Exercise requirements:
Set down all of the data exactly as it appears.

begin Input data

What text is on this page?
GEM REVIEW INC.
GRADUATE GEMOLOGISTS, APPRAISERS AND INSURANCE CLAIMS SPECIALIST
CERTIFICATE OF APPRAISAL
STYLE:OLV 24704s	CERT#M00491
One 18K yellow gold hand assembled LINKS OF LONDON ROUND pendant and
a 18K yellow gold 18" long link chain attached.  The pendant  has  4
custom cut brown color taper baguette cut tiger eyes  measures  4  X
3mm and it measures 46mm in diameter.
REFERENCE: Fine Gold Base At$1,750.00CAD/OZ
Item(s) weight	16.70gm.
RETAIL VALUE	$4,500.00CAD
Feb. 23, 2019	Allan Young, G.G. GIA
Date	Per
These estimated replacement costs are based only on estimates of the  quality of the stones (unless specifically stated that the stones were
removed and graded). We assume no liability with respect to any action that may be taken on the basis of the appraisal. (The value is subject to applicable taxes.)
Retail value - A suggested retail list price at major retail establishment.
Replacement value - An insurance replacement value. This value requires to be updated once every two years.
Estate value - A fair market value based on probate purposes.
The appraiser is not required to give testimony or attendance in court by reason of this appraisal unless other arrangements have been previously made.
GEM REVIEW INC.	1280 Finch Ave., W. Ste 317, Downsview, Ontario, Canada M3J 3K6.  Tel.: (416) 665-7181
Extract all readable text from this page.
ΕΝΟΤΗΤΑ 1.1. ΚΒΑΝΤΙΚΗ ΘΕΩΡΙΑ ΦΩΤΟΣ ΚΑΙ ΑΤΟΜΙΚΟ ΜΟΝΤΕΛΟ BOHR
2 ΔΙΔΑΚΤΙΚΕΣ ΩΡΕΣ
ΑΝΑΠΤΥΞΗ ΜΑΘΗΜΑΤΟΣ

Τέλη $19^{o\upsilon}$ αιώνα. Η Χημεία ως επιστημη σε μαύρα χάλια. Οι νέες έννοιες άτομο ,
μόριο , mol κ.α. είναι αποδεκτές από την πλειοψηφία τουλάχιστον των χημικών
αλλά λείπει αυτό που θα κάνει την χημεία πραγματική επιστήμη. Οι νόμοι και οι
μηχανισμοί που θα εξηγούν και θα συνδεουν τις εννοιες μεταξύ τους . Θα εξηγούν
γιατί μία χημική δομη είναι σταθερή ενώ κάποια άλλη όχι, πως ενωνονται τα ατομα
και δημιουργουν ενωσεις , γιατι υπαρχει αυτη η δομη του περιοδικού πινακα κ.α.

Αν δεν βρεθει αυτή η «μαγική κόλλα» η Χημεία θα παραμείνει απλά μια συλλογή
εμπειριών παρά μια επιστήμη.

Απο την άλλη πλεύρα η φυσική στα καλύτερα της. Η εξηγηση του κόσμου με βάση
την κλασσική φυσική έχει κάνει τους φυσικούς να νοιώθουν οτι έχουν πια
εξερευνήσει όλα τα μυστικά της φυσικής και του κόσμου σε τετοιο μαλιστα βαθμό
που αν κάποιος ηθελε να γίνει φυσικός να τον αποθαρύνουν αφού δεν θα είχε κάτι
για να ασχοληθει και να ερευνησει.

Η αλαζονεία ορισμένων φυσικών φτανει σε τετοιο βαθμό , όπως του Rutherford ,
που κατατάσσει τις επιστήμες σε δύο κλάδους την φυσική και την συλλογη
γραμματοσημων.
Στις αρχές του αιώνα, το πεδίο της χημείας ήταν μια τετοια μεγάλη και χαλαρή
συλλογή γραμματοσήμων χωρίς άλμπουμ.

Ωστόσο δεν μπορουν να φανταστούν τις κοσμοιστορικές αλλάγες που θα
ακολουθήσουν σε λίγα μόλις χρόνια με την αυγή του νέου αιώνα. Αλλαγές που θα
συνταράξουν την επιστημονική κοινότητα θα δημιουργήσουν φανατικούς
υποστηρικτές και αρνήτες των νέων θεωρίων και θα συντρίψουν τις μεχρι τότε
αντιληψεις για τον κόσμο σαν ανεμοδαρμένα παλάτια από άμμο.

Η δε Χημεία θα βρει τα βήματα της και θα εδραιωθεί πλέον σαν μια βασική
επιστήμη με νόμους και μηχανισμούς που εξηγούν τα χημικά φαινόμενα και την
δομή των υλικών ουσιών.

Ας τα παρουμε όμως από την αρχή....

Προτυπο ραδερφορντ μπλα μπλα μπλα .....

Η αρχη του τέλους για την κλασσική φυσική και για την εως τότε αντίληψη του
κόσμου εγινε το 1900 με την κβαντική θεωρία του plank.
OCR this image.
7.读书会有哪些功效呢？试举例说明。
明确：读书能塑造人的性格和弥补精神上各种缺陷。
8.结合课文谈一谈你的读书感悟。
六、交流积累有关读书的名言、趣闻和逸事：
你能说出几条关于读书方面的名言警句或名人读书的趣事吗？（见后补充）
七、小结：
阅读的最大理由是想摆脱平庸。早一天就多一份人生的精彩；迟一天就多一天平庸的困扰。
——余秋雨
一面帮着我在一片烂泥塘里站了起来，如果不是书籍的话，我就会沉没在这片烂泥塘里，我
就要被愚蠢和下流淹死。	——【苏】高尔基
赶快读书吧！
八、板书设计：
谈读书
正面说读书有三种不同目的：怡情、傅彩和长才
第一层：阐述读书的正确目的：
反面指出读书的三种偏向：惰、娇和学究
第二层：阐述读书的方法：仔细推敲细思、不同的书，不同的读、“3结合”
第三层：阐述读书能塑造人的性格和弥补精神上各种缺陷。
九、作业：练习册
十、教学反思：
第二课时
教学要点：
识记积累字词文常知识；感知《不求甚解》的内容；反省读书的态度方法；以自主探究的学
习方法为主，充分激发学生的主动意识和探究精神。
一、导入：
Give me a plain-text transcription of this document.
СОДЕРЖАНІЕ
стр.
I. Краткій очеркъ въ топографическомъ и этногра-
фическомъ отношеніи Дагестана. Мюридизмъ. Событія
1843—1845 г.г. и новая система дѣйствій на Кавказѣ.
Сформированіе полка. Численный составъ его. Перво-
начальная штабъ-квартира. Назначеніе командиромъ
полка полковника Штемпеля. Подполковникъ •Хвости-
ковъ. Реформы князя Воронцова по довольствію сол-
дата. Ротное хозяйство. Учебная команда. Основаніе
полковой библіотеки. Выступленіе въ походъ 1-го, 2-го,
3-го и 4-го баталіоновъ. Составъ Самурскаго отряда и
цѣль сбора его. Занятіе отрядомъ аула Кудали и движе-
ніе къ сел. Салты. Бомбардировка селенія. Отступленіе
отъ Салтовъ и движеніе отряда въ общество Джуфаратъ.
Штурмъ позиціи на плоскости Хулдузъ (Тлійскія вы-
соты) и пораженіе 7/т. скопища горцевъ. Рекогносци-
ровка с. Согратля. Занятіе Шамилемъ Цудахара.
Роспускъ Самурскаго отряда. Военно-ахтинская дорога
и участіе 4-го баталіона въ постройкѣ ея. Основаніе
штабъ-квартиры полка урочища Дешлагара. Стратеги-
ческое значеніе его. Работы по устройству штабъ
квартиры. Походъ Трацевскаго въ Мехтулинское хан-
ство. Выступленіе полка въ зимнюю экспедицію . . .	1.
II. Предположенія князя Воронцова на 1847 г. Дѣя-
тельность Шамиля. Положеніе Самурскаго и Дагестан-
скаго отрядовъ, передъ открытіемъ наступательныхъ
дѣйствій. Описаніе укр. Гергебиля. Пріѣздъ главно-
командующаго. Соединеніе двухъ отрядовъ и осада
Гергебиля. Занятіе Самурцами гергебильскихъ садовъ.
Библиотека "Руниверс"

end Input data

Right answer:
What text is on this page?
GEM REVIEW INC.
GRADUATE GEMOLOGISTS, APPRAISERS AND INSURANCE CLAIMS SPECIALIST
CERTIFICATE OF APPRAISAL
STYLE:OLV 24704s	CERT#M00491
One 18K yellow gold hand assembled LINKS OF LONDON ROUND pendant and
a 18K yellow gold 18" long link chain attached.  The pendant  has  4
custom cut brown color taper baguette cut tiger eyes  measures  4  X
3mm and it measures 46mm in diameter.
REFERENCE: Fine Gold Base At$1,750.00CAD/OZ
Item(s) weight	16.70gm.
RETAIL VALUE	$4,500.00CAD
Feb. 23, 2019	Allan Young, G.G. GIA
Date	Per
These estimated replacement costs are based only on estimates of the  quality of the stones (unless specifically stated that the stones were
removed and graded). We assume no liability with respect to any action that may be taken on the basis of the appraisal. (The value is subject to applicable taxes.)
Retail value - A suggested retail list price at major retail establishment.
Replacement value - An insurance replacement value. This value requires to be updated once every two years.
Estate value - A fair market value based on probate purposes.
The appraiser is not required to give testimony or attendance in court by reason of this appraisal unless other arrangements have been previously made.
GEM REVIEW INC.	1280 Finch Ave., W. Ste 317, Downsview, Ontario, Canada M3J 3K6.  Tel.: (416) 665-7181
Extract all readable text from this page.
ΕΝΟΤΗΤΑ 1.1. ΚΒΑΝΤΙΚΗ ΘΕΩΡΙΑ ΦΩΤΟΣ ΚΑΙ ΑΤΟΜΙΚΟ ΜΟΝΤΕΛΟ BOHR
2 ΔΙΔΑΚΤΙΚΕΣ ΩΡΕΣ
ΑΝΑΠΤΥΞΗ ΜΑΘΗΜΑΤΟΣ

Τέλη $19^{o\upsilon}$ αιώνα. Η Χημεία ως επιστημη σε μαύρα χάλια. Οι νέες έννοιες άτομο ,
μόριο , mol κ.α. είναι αποδεκτές από την πλειοψηφία τουλάχιστον των χημικών
αλλά λείπει αυτό που θα κάνει την χημεία πραγματική επιστήμη. Οι νόμοι και οι
μηχανισμοί που θα εξηγούν και θα συνδεουν τις εννοιες μεταξύ τους . Θα εξηγούν
γιατί μία χημική δομη είναι σταθερή ενώ κάποια άλλη όχι, πως ενωνονται τα ατομα
και δημιουργουν ενωσεις , γιατι υπαρχει αυτη η δομη του περιοδικού πινακα κ.α.

Αν δεν βρεθει αυτή η «μαγική κόλλα» η Χημεία θα παραμείνει απλά μια συλλογή
εμπειριών παρά μια επιστήμη.

Απο την άλλη πλεύρα η φυσική στα καλύτερα της. Η εξηγηση του κόσμου με βάση
την κλασσική φυσική έχει κάνει τους φυσικούς να νοιώθουν οτι έχουν πια
εξερευνήσει όλα τα μυστικά της φυσικής και του κόσμου σε τετοιο μαλιστα βαθμό
που αν κάποιος ηθελε να γίνει φυσικός να τον αποθαρύνουν αφού δεν θα είχε κάτι
για να ασχοληθει και να ερευνησει.

Η αλαζονεία ορισμένων φυσικών φτανει σε τετοιο βαθμό , όπως του Rutherford ,
που κατατάσσει τις επιστήμες σε δύο κλάδους την φυσική και την συλλογη
γραμματοσημων.
Στις αρχές του αιώνα, το πεδίο της χημείας ήταν μια τετοια μεγάλη και χαλαρή
συλλογή γραμματοσήμων χωρίς άλμπουμ.

Ωστόσο δεν μπορουν να φανταστούν τις κοσμοιστορικές αλλάγες που θα
ακολουθήσουν σε λίγα μόλις χρόνια με την αυγή του νέου αιώνα. Αλλαγές που θα
συνταράξουν την επιστημονική κοινότητα θα δημιουργήσουν φανατικούς
υποστηρικτές και αρνήτες των νέων θεωρίων και θα συντρίψουν τις μεχρι τότε
αντιληψεις για τον κόσμο σαν ανεμοδαρμένα παλάτια από άμμο.

Η δε Χημεία θα βρει τα βήματα της και θα εδραιωθεί πλέον σαν μια βασική
επιστήμη με νόμους και μηχανισμούς που εξηγούν τα χημικά φαινόμενα και την
δομή των υλικών ουσιών.

Ας τα παρουμε όμως από την αρχή....

Προτυπο ραδερφορντ μπλα μπλα μπλα .....

Η αρχη του τέλους για την κλασσική φυσική και για την εως τότε αντίληψη του
κόσμου εγινε το 1900 με την κβαντική θεωρία του plank.
OCR this image.
7.读书会有哪些功效呢？试举例说明。
明确：读书能塑造人的性格和弥补精神上各种缺陷。
8.结合课文谈一谈你的读书感悟。
六、交流积累有关读书的名言、趣闻和逸事：
你能说出几条关于读书方面的名言警句或名人读书的趣事吗？（见后补充）
七、小结：
阅读的最大理由是想摆脱平庸。早一天就多一份人生的精彩；迟一天就多一天平庸的困扰。
——余秋雨
一面帮着我在一片烂泥塘里站了起来，如果不是书籍的话，我就会沉没在这片烂泥塘里，我
就要被愚蠢和下流淹死。	——【苏】高尔基
赶快读书吧！
八、板书设计：
谈读书
正面说读书有三种不同目的：怡情、傅彩和长才
第一层：阐述读书的正确目的：
反面指出读书的三种偏向：惰、娇和学究
第二层：阐述读书的方法：仔细推敲细思、不同的书，不同的读、“3结合”
第三层：阐述读书能塑造人的性格和弥补精神上各种缺陷。
九、作业：练习册
十、教学反思：
第二课时
教学要点：
识记积累字词文常知识；感知《不求甚解》的内容；反省读书的态度方法；以自主探究的学
习方法为主，充分激发学生的主动意识和探究精神。
一、导入：
Give me a plain-text transcription of this document.
СОДЕРЖАНІЕ
стр.
I. Краткій очеркъ въ топографическомъ и этногра-
фическомъ отношеніи Дагестана. Мюридизмъ. Событія
1843—1845 г.г. и новая система дѣйствій на Кавказѣ.
Сформированіе полка. Численный составъ его. Перво-
начальная штабъ-квартира. Назначеніе командиромъ
полка полковника Штемпеля. Подполковникъ •Хвости-
ковъ. Реформы князя Воронцова по довольствію сол-
дата. Ротное хозяйство. Учебная команда. Основаніе
полковой библіотеки. Выступленіе въ походъ 1-го, 2-го,
3-го и 4-го баталіоновъ. Составъ Самурскаго отряда и
цѣль сбора его. Занятіе отрядомъ аула Кудали и движе-
ніе къ сел. Салты. Бомбардировка селенія. Отступленіе
отъ Салтовъ и движеніе отряда въ общество Джуфаратъ.
Штурмъ позиціи на плоскости Хулдузъ (Тлійскія вы-
соты) и пораженіе 7/т. скопища горцевъ. Рекогносци-
ровка с. Согратля. Занятіе Шамилемъ Цудахара.
Роспускъ Самурскаго отряда. Военно-ахтинская дорога
и участіе 4-го баталіона въ постройкѣ ея. Основаніе
штабъ-квартиры полка урочища Дешлагара. Стратеги-
ческое значеніе его. Работы по устройству штабъ
квартиры. Походъ Трацевскаго въ Мехтулинское хан-
ство. Выступленіе полка въ зимнюю экспедицію . . .	1.
II. Предположенія князя Воронцова на 1847 г. Дѣя-
тельность Шамиля. Положеніе Самурскаго и Дагестан-
скаго отрядовъ, передъ открытіемъ наступательныхъ
дѣйствій. Описаніе укр. Гергебиля. Пріѣздъ главно-
командующаго. Соединеніе двухъ отрядовъ и осада
Гергебиля. Занятіе Самурцами гергебильскихъ садовъ.
Библиотека "Руниверс"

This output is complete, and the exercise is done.